WHAT IS REQUIRED
Copy whichever lines contain the string "Activity".

Entries taken from a collection
start

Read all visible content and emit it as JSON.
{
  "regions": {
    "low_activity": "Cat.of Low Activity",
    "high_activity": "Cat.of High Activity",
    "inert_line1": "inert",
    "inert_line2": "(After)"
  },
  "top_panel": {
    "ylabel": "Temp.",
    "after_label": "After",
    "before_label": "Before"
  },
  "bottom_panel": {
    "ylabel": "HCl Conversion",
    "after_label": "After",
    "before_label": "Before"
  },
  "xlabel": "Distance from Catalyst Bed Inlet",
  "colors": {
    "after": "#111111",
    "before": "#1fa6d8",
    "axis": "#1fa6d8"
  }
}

end

ANSWER FOR THE TASK
    "low_activity": "Cat.of Low Activity",
    "high_activity": "Cat.of High Activity",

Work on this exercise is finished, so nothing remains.